Columbia’s pedagogical decision is exceedingly rare in higher education. Even when such texts are included on a syllabus, there is no guarantee they will be taught faithfully. Other sections taught students to dissect these works through modern ideologies or to intentionally undermine writers by aggressively reading “against the grain.” I was privileged to be in a section where we took the ideas and claims as serious and worthy of learning from as the author intended.
There is no one more primed to tackle the relationship between faith and reason in the Core than Columbia’s Catholic chaplain since summer 2025: the Rev. Father John Wilson. I sat down with him at the Thomas Merton Institute, named for the Columbia alum-turned-Trappist-Monk and the 20th-century’s ‘Augustine’ for his Seven Storey Mountain. We talked about his intellectual journey to the priesthood, the influence of faith and reason in the Thomistic tradition, and how he reads Scripture.
Early Intellectual Formation
Wilson grew up in a devout Catholic family in Eastern Connecticut and went to Claremont McKenna College, a small liberal arts school located in Los Angeles, graduating in 2007 with a degree in political science.
He began to think about the priesthood in college. Through the model of “some very holy priests,” including Pope John Paul II, Wilson recounts a “desire growing in my heart for that kind of service.”
He also credits the influence of the strong Catholic community on campus. There, he learned to “be” more Catholic—beginning to pray the rosary and returning to confession, a Catholic sacrament. After college, Wilson moved to New York to work as a journalist. But after working as one for three years, he felt that the calling to become a priest had not left him. So he responded in 2010, going through six years of training, and being ordained in 2016. Now, along with being the Columbia chaplain and parochial vicar at Corpus Christi-Notre Dame, he is a candidate for a Doctorate of Theology at the Pontifical University of St. Thomas Aquinas in Rome.

> [Stored rows]

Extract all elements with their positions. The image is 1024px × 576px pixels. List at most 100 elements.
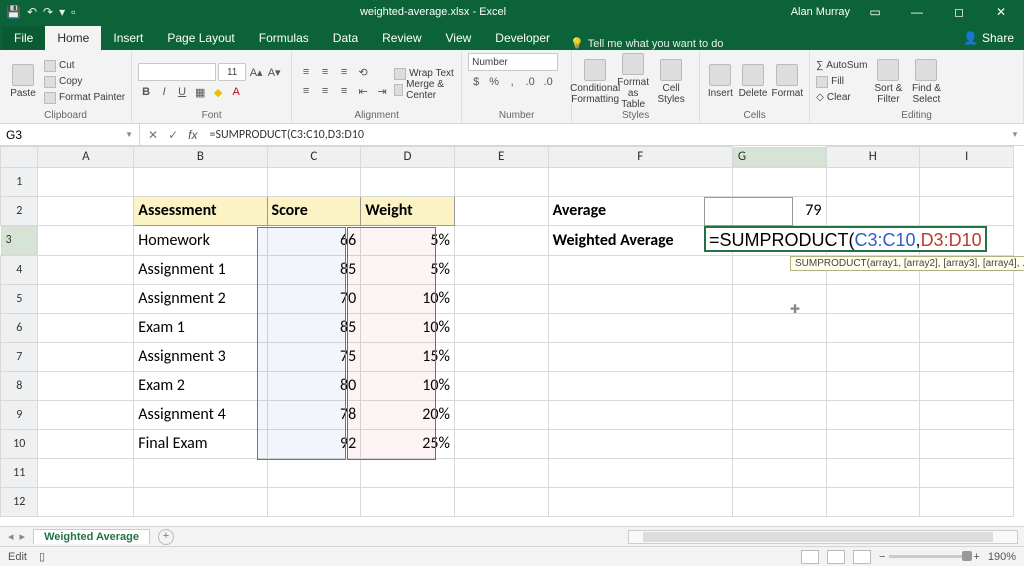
zoom-in-icon[interactable]: + (973, 551, 979, 563)
file-tab[interactable]: File (2, 26, 45, 50)
dec-decimal-icon[interactable]: .0 (540, 74, 556, 90)
cell-D2[interactable]: Weight (361, 196, 455, 225)
cell-C10[interactable]: 92 (267, 429, 361, 458)
font-size-select[interactable]: 11 (218, 63, 246, 81)
page-layout-tab[interactable]: Page Layout (155, 26, 246, 50)
name-box[interactable]: G3▼ (0, 124, 140, 145)
cell-B7[interactable]: Assignment 3 (134, 342, 267, 371)
col-D[interactable]: D (361, 147, 455, 168)
cell-C7[interactable]: 75 (267, 342, 361, 371)
cell-C2[interactable]: Score (267, 196, 361, 225)
cell-C4[interactable]: 85 (267, 255, 361, 284)
merge-center-button[interactable]: Merge & Center (394, 83, 455, 97)
cut-button[interactable]: Cut (44, 59, 125, 73)
row-12[interactable]: 12 (1, 487, 38, 516)
row-5[interactable]: 5 (1, 284, 38, 313)
underline-button[interactable]: U (174, 84, 190, 100)
developer-tab[interactable]: Developer (483, 26, 562, 50)
indent-dec-icon[interactable]: ⇤ (355, 83, 371, 99)
data-tab[interactable]: Data (321, 26, 370, 50)
expand-formula-bar-icon[interactable]: ▾ (1006, 124, 1024, 145)
fill-button[interactable]: Fill (816, 75, 867, 89)
minimize-button[interactable]: — (900, 0, 934, 24)
decrease-font-icon[interactable]: A▾ (266, 64, 282, 80)
align-left-icon[interactable]: ≡ (298, 83, 314, 99)
row-10[interactable]: 10 (1, 429, 38, 458)
qa-more-icon[interactable]: ▾ (59, 5, 65, 19)
home-tab[interactable]: Home (45, 26, 101, 50)
select-all-corner[interactable] (1, 147, 38, 168)
horizontal-scrollbar[interactable] (628, 530, 1018, 544)
zoom-out-icon[interactable]: − (879, 551, 885, 563)
col-E[interactable]: E (454, 147, 548, 168)
cell-F2[interactable]: Average (548, 196, 732, 225)
ribbon-options-icon[interactable]: ▭ (858, 0, 892, 24)
delete-cells-button[interactable]: Delete (739, 64, 768, 99)
cell-B6[interactable]: Exam 1 (134, 313, 267, 342)
formulas-tab[interactable]: Formulas (247, 26, 321, 50)
cell-C9[interactable]: 78 (267, 400, 361, 429)
clear-button[interactable]: ◇Clear (816, 91, 867, 105)
sheet-nav-next-icon[interactable]: ▸ (20, 530, 26, 543)
cell-D5[interactable]: 10% (361, 284, 455, 313)
enter-formula-icon[interactable]: ✓ (168, 128, 178, 142)
font-name-select[interactable] (138, 63, 216, 81)
cell-D9[interactable]: 20% (361, 400, 455, 429)
row-2[interactable]: 2 (1, 196, 38, 225)
align-top-icon[interactable]: ≡ (298, 64, 314, 80)
scrollbar-thumb[interactable] (643, 532, 993, 542)
cell-G2[interactable]: 79 (732, 196, 826, 225)
col-F[interactable]: F (548, 147, 732, 168)
cell-D7[interactable]: 15% (361, 342, 455, 371)
cell-C3[interactable]: 66 (267, 225, 361, 255)
sort-filter-button[interactable]: Sort & Filter (871, 59, 905, 105)
row-11[interactable]: 11 (1, 458, 38, 487)
save-icon[interactable]: 💾 (6, 5, 21, 19)
formula-input[interactable]: =SUMPRODUCT(C3:C10,D3:D10 (205, 124, 1006, 145)
cell-B3[interactable]: Homework (134, 225, 267, 255)
col-I[interactable]: I (920, 147, 1014, 168)
cell-C5[interactable]: 70 (267, 284, 361, 313)
page-layout-view-button[interactable] (827, 550, 845, 564)
cell-D4[interactable]: 5% (361, 255, 455, 284)
editing-cell-g3[interactable]: =SUMPRODUCT(C3:C10,D3:D10 (704, 226, 987, 252)
page-break-view-button[interactable] (853, 550, 871, 564)
font-color-button[interactable]: A (228, 84, 244, 100)
close-button[interactable]: ✕ (984, 0, 1018, 24)
format-as-table-button[interactable]: Format as Table (616, 53, 650, 110)
undo-icon[interactable]: ↶ (27, 5, 37, 19)
cell-B5[interactable]: Assignment 2 (134, 284, 267, 313)
col-B[interactable]: B (134, 147, 267, 168)
comma-icon[interactable]: , (504, 74, 520, 90)
insert-tab[interactable]: Insert (101, 26, 155, 50)
insert-cells-button[interactable]: Insert (706, 64, 734, 99)
macro-record-icon[interactable]: ▯ (39, 550, 45, 563)
row-1[interactable]: 1 (1, 167, 38, 196)
align-bottom-icon[interactable]: ≡ (336, 64, 352, 80)
sheet-tab-active[interactable]: Weighted Average (33, 529, 150, 544)
align-middle-icon[interactable]: ≡ (317, 64, 333, 80)
find-select-button[interactable]: Find & Select (909, 59, 943, 105)
italic-button[interactable]: I (156, 84, 172, 100)
col-C[interactable]: C (267, 147, 361, 168)
cancel-formula-icon[interactable]: ✕ (148, 128, 158, 142)
new-sheet-button[interactable]: + (158, 529, 174, 545)
row-8[interactable]: 8 (1, 371, 38, 400)
autosum-button[interactable]: ∑AutoSum (816, 59, 867, 73)
cell-C6[interactable]: 85 (267, 313, 361, 342)
fill-color-button[interactable]: ◆ (210, 84, 226, 100)
qa-extra-icon[interactable]: ▫ (71, 5, 75, 19)
row-6[interactable]: 6 (1, 313, 38, 342)
zoom-slider[interactable]: − + (879, 551, 980, 563)
increase-font-icon[interactable]: A▴ (248, 64, 264, 80)
format-cells-button[interactable]: Format (771, 64, 803, 99)
currency-icon[interactable]: $ (468, 74, 484, 90)
cell-B10[interactable]: Final Exam (134, 429, 267, 458)
align-right-icon[interactable]: ≡ (336, 83, 352, 99)
cell-D6[interactable]: 10% (361, 313, 455, 342)
redo-icon[interactable]: ↷ (43, 5, 53, 19)
cell-styles-button[interactable]: Cell Styles (654, 59, 688, 105)
format-painter-button[interactable]: Format Painter (44, 91, 125, 105)
row-9[interactable]: 9 (1, 400, 38, 429)
row-7[interactable]: 7 (1, 342, 38, 371)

> [Written problem A]
Answer these about the text on Father John Wilson:
(i) Where did Wilson grow up?
(ii) In what field and in what year did he graduate from Claremont McKenna College?
(iii) In what year was he ordained?
> [Written problem B]
Can you pull a passage word for word from the text on Father John Wilson, beginning at the words "He began to" and stopping after "Aquinas in Rome."?
The data has no connection to the text about Father John Wilson.

> [Correct result A]
(i) In Eastern Connecticut, in a devout Catholic family.
(ii) Political science, in 2007.
(iii) 2016.

> [Correct result B]
He began to think about the priesthood in college. Through the model of “some very holy priests,” including Pope John Paul II, Wilson recounts a “desire growing in my heart for that kind of service.”
He also credits the influence of the strong Catholic community on campus. There, he learned to “be” more Catholic—beginning to pray the rosary and returning to confession, a Catholic sacrament. After college, Wilson moved to New York to work as a journalist. But after working as one for three years, he felt that the calling to become a priest had not left him. So he responded in 2010, going through six years of training, and being ordained in 2016. Now, along with being the Columbia chaplain and parochial vicar at Corpus Christi-Notre Dame, he is a candidate for a Doctorate of Theology at the Pontifical University of St. Thomas Aquinas in Rome.